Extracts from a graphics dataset
※ ※ ※

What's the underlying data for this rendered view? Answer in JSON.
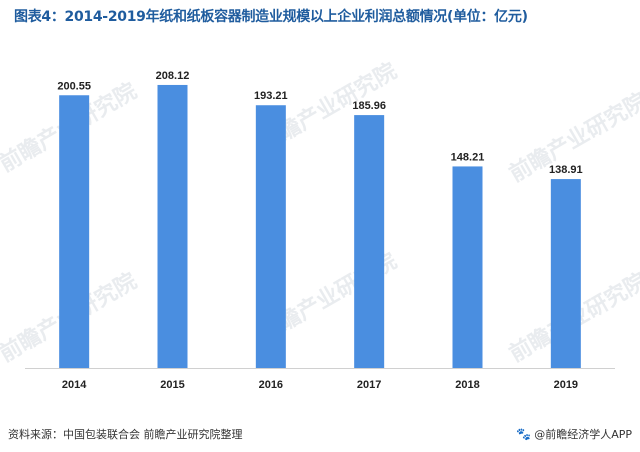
{
  "title": "图表4：2014-2019年纸和纸板容器制造业规模以上企业利润总额情况(单位：亿元)",
  "source": "资料来源：中国包装联合会 前瞻产业研究院整理",
  "brand": "@前瞻经济学人APP",
  "watermark": "前瞻产业研究院",
  "colors": {
    "bar": "#4a8ee0",
    "title": "#1f5c9e",
    "axis": "#d0d0d0"
  },
  "chart_data": {
    "type": "bar",
    "title": "图表4：2014-2019年纸和纸板容器制造业规模以上企业利润总额情况(单位：亿元)",
    "xlabel": "",
    "ylabel": "",
    "categories": [
      "2014",
      "2015",
      "2016",
      "2017",
      "2018",
      "2019"
    ],
    "values": [
      200.55,
      208.12,
      193.21,
      185.96,
      148.21,
      138.91
    ],
    "value_labels": [
      "200.55",
      "208.12",
      "193.21",
      "185.96",
      "148.21",
      "138.91"
    ],
    "ylim": [
      0,
      250
    ],
    "grid": false,
    "legend": "none"
  }
}
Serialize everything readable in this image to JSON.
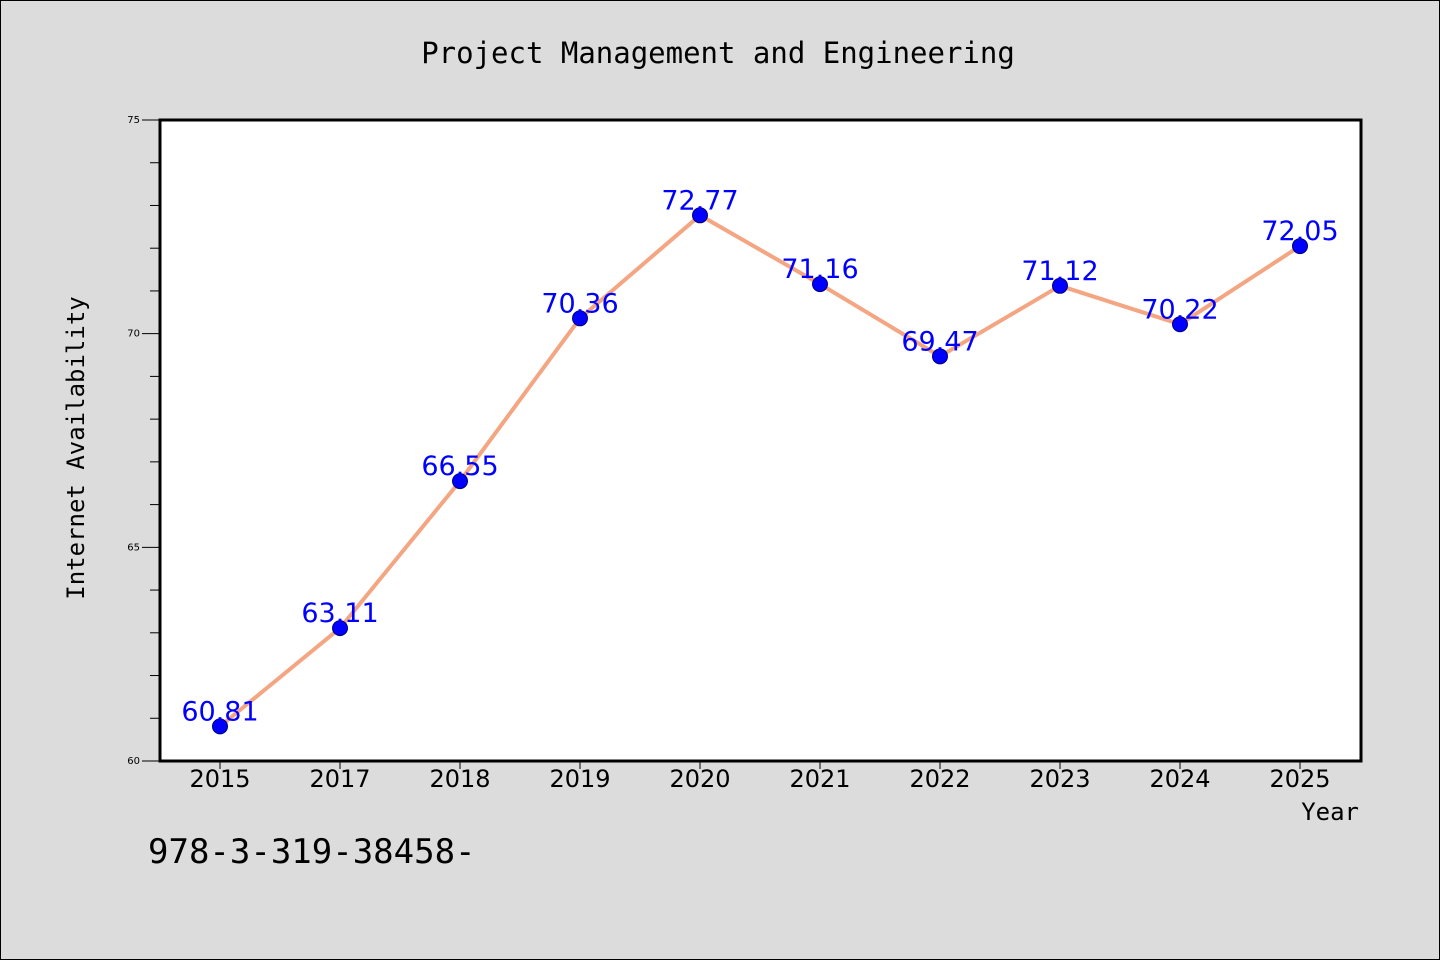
{
  "chart_data": {
    "type": "line",
    "title": "Project Management and Engineering",
    "xlabel": "Year",
    "ylabel": "Internet Availability",
    "categories": [
      "2015",
      "2017",
      "2018",
      "2019",
      "2020",
      "2021",
      "2022",
      "2023",
      "2024",
      "2025"
    ],
    "series": [
      {
        "values": [
          60.81,
          63.11,
          66.55,
          70.36,
          72.77,
          71.16,
          69.47,
          71.12,
          70.22,
          72.05
        ],
        "line_color": "#f4a582",
        "marker_color": "#0000ff"
      }
    ],
    "data_labels": [
      "60.81",
      "63.11",
      "66.55",
      "70.36",
      "72.77",
      "71.16",
      "69.47",
      "71.12",
      "70.22",
      "72.05"
    ],
    "ylim": [
      60,
      75
    ],
    "yticks": [
      "60",
      "65",
      "70",
      "75"
    ],
    "grid": false,
    "legend": "none"
  },
  "footer_text": "978-3-319-38458-",
  "colors": {
    "background": "#dcdcdc",
    "plot_area": "#ffffff",
    "data_label": "#0000ff"
  }
}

※ ※ ※

GOAL => Lines containing the word "title" are to be tallied; report only the total.

WRITTEN SOLUTION => 4